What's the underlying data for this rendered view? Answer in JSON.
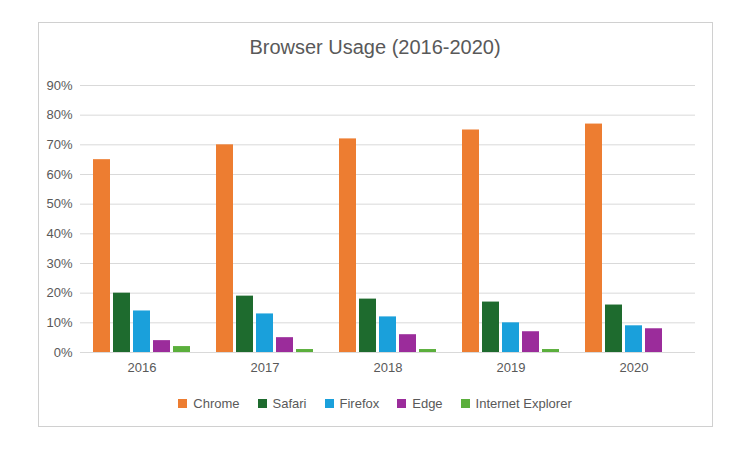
{
  "chart_data": {
    "type": "bar",
    "title": "Browser Usage (2016-2020)",
    "categories": [
      "2016",
      "2017",
      "2018",
      "2019",
      "2020"
    ],
    "series": [
      {
        "name": "Chrome",
        "color": "#ED7D31",
        "values": [
          65,
          70,
          72,
          75,
          77
        ]
      },
      {
        "name": "Safari",
        "color": "#1E6B2E",
        "values": [
          20,
          19,
          18,
          17,
          16
        ]
      },
      {
        "name": "Firefox",
        "color": "#1AA0DB",
        "values": [
          14,
          13,
          12,
          10,
          9
        ]
      },
      {
        "name": "Edge",
        "color": "#9B2C9B",
        "values": [
          4,
          5,
          6,
          7,
          8
        ]
      },
      {
        "name": "Internet Explorer",
        "color": "#5BAF3C",
        "values": [
          2,
          1,
          1,
          1,
          null
        ]
      }
    ],
    "ylim": [
      0,
      90
    ],
    "yticks": [
      {
        "value": 0,
        "label": "0%"
      },
      {
        "value": 10,
        "label": "10%"
      },
      {
        "value": 20,
        "label": "20%"
      },
      {
        "value": 30,
        "label": "30%"
      },
      {
        "value": 40,
        "label": "40%"
      },
      {
        "value": 50,
        "label": "50%"
      },
      {
        "value": 60,
        "label": "60%"
      },
      {
        "value": 70,
        "label": "70%"
      },
      {
        "value": 80,
        "label": "80%"
      },
      {
        "value": 90,
        "label": "90%"
      }
    ],
    "grid": true,
    "legend": "bottom"
  }
}
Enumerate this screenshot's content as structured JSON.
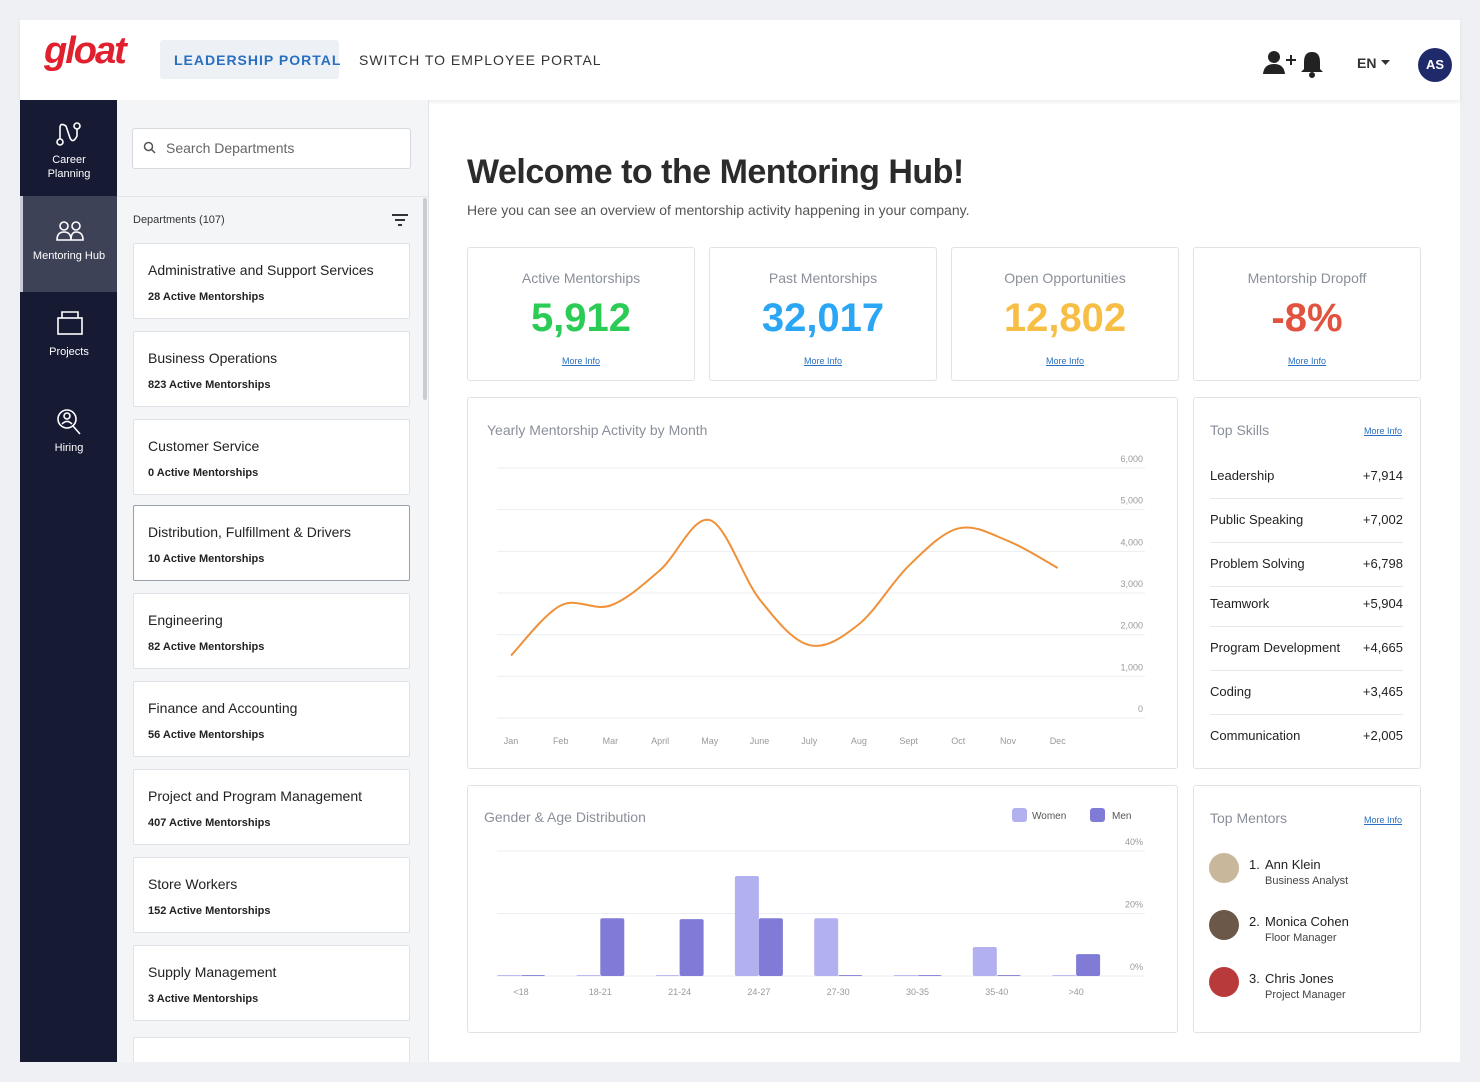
{
  "header": {
    "logo": "gloat",
    "tabs": [
      "LEADERSHIP PORTAL",
      "SWITCH TO EMPLOYEE PORTAL"
    ],
    "language": "EN",
    "avatar": "AS"
  },
  "nav": [
    "Career Planning",
    "Mentoring Hub",
    "Projects",
    "Hiring"
  ],
  "departments": {
    "search_placeholder": "Search Departments",
    "heading": "Departments (107)",
    "items": [
      {
        "name": "Administrative and Support Services",
        "count": "28 Active Mentorships"
      },
      {
        "name": "Business Operations",
        "count": "823 Active Mentorships"
      },
      {
        "name": "Customer Service",
        "count": "0 Active Mentorships"
      },
      {
        "name": "Distribution, Fulfillment & Drivers",
        "count": "10 Active Mentorships"
      },
      {
        "name": "Engineering",
        "count": "82 Active Mentorships"
      },
      {
        "name": "Finance and Accounting",
        "count": "56 Active Mentorships"
      },
      {
        "name": "Project and Program Management",
        "count": "407 Active Mentorships"
      },
      {
        "name": "Store Workers",
        "count": "152 Active Mentorships"
      },
      {
        "name": "Supply Management",
        "count": "3 Active Mentorships"
      }
    ]
  },
  "welcome": {
    "title": "Welcome to the Mentoring Hub!",
    "subtitle": "Here you can see an overview of mentorship activity happening in your company."
  },
  "stats": [
    {
      "label": "Active Mentorships",
      "value": "5,912",
      "color": "#2bcc55",
      "link": "More Info"
    },
    {
      "label": "Past Mentorships",
      "value": "32,017",
      "color": "#2aa6f5",
      "link": "More Info"
    },
    {
      "label": "Open Opportunities",
      "value": "12,802",
      "color": "#f7be45",
      "link": "More Info"
    },
    {
      "label": "Mentorship Dropoff",
      "value": "-8%",
      "color": "#e2533f",
      "link": "More Info"
    }
  ],
  "top_skills": {
    "title": "Top Skills",
    "link": "More Info",
    "items": [
      {
        "name": "Leadership",
        "value": "+7,914"
      },
      {
        "name": "Public Speaking",
        "value": "+7,002"
      },
      {
        "name": "Problem Solving",
        "value": "+6,798"
      },
      {
        "name": "Teamwork",
        "value": "+5,904"
      },
      {
        "name": "Program Development",
        "value": "+4,665"
      },
      {
        "name": "Coding",
        "value": "+3,465"
      },
      {
        "name": "Communication",
        "value": "+2,005"
      }
    ]
  },
  "top_mentors": {
    "title": "Top Mentors",
    "link": "More Info",
    "items": [
      {
        "rank": "1.",
        "name": "Ann Klein",
        "role": "Business Analyst"
      },
      {
        "rank": "2.",
        "name": "Monica Cohen",
        "role": "Floor Manager"
      },
      {
        "rank": "3.",
        "name": "Chris Jones",
        "role": "Project Manager"
      }
    ]
  },
  "chart_data": [
    {
      "type": "line",
      "title": "Yearly Mentorship Activity by Month",
      "categories": [
        "Jan",
        "Feb",
        "Mar",
        "April",
        "May",
        "June",
        "July",
        "Aug",
        "Sept",
        "Oct",
        "Nov",
        "Dec"
      ],
      "values": [
        1500,
        2700,
        2700,
        3550,
        4750,
        2850,
        1750,
        2250,
        3650,
        4550,
        4250,
        3600
      ],
      "color": "#f0913a",
      "ylim": [
        0,
        6000
      ],
      "yticks": [
        0,
        {
          "value": 1000,
          "label": "1,000"
        },
        {
          "value": 2000,
          "label": "2,000"
        },
        {
          "value": 3000,
          "label": "3,000"
        },
        {
          "value": 4000,
          "label": "4,000"
        },
        {
          "value": 5000,
          "label": "5,000"
        },
        {
          "value": 6000,
          "label": "6,000"
        }
      ],
      "grid": true
    },
    {
      "type": "bar",
      "title": "Gender & Age Distribution",
      "categories": [
        "<18",
        "18-21",
        "21-24",
        "24-27",
        "27-30",
        "30-35",
        "35-40",
        ">40"
      ],
      "series": [
        {
          "name": "Women",
          "color": "#b3b0f0",
          "values": [
            0.3,
            0.3,
            0.3,
            32,
            18.5,
            0.3,
            9.3,
            0.3
          ]
        },
        {
          "name": "Men",
          "color": "#7f7bd6",
          "values": [
            0.3,
            18.5,
            18.2,
            18.5,
            0.3,
            0.3,
            0.3,
            7
          ]
        }
      ],
      "ylim": [
        0,
        40
      ],
      "yticks": [
        {
          "value": 0,
          "label": "0%"
        },
        {
          "value": 20,
          "label": "20%"
        },
        {
          "value": 40,
          "label": "40%"
        }
      ],
      "grid": true,
      "legend": "top-right"
    }
  ]
}
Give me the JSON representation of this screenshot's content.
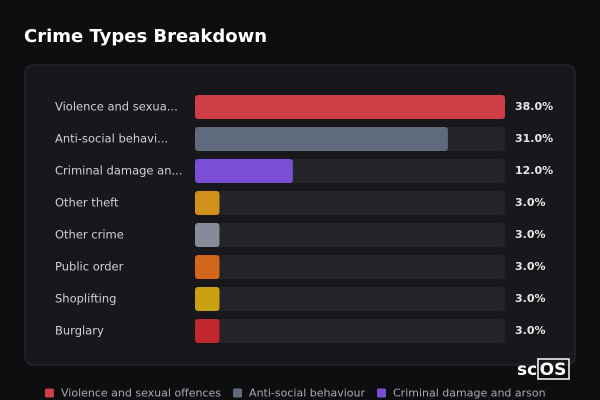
{
  "chart_data": {
    "type": "bar",
    "orientation": "horizontal",
    "title": "Crime Types Breakdown",
    "categories": [
      "Violence and sexua...",
      "Anti-social behavi...",
      "Criminal damage an...",
      "Other theft",
      "Other crime",
      "Public order",
      "Shoplifting",
      "Burglary"
    ],
    "values": [
      38,
      31,
      12,
      3,
      3,
      3,
      3,
      3
    ],
    "value_labels": [
      "38.0%",
      "31.0%",
      "12.0%",
      "3.0%",
      "3.0%",
      "3.0%",
      "3.0%",
      "3.0%"
    ],
    "colors": [
      "#cf3e44",
      "#5f6b7c",
      "#7a4fd6",
      "#d18f1c",
      "#858b98",
      "#d2661d",
      "#caa013",
      "#c0282e"
    ],
    "xlim": [
      0,
      38
    ],
    "legend": [
      {
        "name": "Violence and sexual offences",
        "color": "#cf3e44"
      },
      {
        "name": "Anti-social behaviour",
        "color": "#5f6b7c"
      },
      {
        "name": "Criminal damage and arson",
        "color": "#7a4fd6"
      }
    ]
  },
  "logo": {
    "prefix": "sc",
    "boxed": "OS"
  }
}
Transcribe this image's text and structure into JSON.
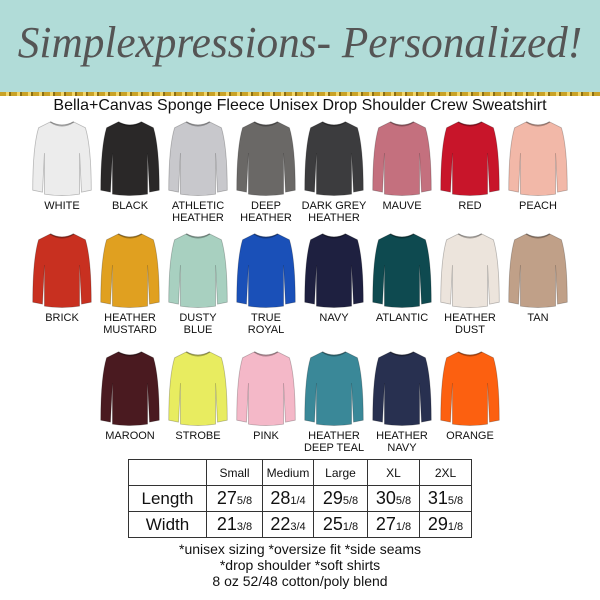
{
  "header": {
    "brand": "Simplexpressions- Personalized!",
    "banner_color": "#b1dcd8"
  },
  "subtitle": "Bella+Canvas Sponge Fleece Unisex Drop Shoulder Crew Sweatshirt",
  "colors": [
    [
      {
        "name": "WHITE",
        "hex": "#ececec"
      },
      {
        "name": "BLACK",
        "hex": "#2a2828"
      },
      {
        "name": "ATHLETIC HEATHER",
        "hex": "#c8c8cc"
      },
      {
        "name": "DEEP HEATHER",
        "hex": "#6a6866"
      },
      {
        "name": "DARK GREY HEATHER",
        "hex": "#3c3c3e"
      },
      {
        "name": "MAUVE",
        "hex": "#c4707e"
      },
      {
        "name": "RED",
        "hex": "#c8152a"
      },
      {
        "name": "PEACH",
        "hex": "#f2b8a8"
      }
    ],
    [
      {
        "name": "BRICK",
        "hex": "#c83020"
      },
      {
        "name": "HEATHER MUSTARD",
        "hex": "#e0a020"
      },
      {
        "name": "DUSTY BLUE",
        "hex": "#a8d0c0"
      },
      {
        "name": "TRUE ROYAL",
        "hex": "#1a50b8"
      },
      {
        "name": "NAVY",
        "hex": "#1e2040"
      },
      {
        "name": "ATLANTIC",
        "hex": "#0e4a50"
      },
      {
        "name": "HEATHER DUST",
        "hex": "#ece4dc"
      },
      {
        "name": "TAN",
        "hex": "#c0a088"
      }
    ],
    [
      {
        "name": "MAROON",
        "hex": "#4a1a20"
      },
      {
        "name": "STROBE",
        "hex": "#e8ec60"
      },
      {
        "name": "PINK",
        "hex": "#f4b8c8"
      },
      {
        "name": "HEATHER DEEP TEAL",
        "hex": "#3a8898"
      },
      {
        "name": "HEATHER NAVY",
        "hex": "#283050"
      },
      {
        "name": "ORANGE",
        "hex": "#fc6010"
      }
    ]
  ],
  "size_table": {
    "headers": [
      "",
      "Small",
      "Medium",
      "Large",
      "XL",
      "2XL"
    ],
    "rows": [
      {
        "label": "Length",
        "values": [
          [
            "27",
            "5/8"
          ],
          [
            "28",
            "1/4"
          ],
          [
            "29",
            "5/8"
          ],
          [
            "30",
            "5/8"
          ],
          [
            "31",
            "5/8"
          ]
        ]
      },
      {
        "label": "Width",
        "values": [
          [
            "21",
            "3/8"
          ],
          [
            "22",
            "3/4"
          ],
          [
            "25",
            "1/8"
          ],
          [
            "27",
            "1/8"
          ],
          [
            "29",
            "1/8"
          ]
        ]
      }
    ]
  },
  "notes": [
    "*unisex sizing *oversize fit *side seams",
    "*drop shoulder *soft shirts",
    "8 oz 52/48 cotton/poly blend"
  ]
}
********
• **EXERCISE DIRECTIONS**: List each line of the records that holds the string "PORTAL".

• **EXERCISE OUTPUT**:
      "LEADERSHIP PORTAL",
      "SWITCH TO EMPLOYEE PORTAL"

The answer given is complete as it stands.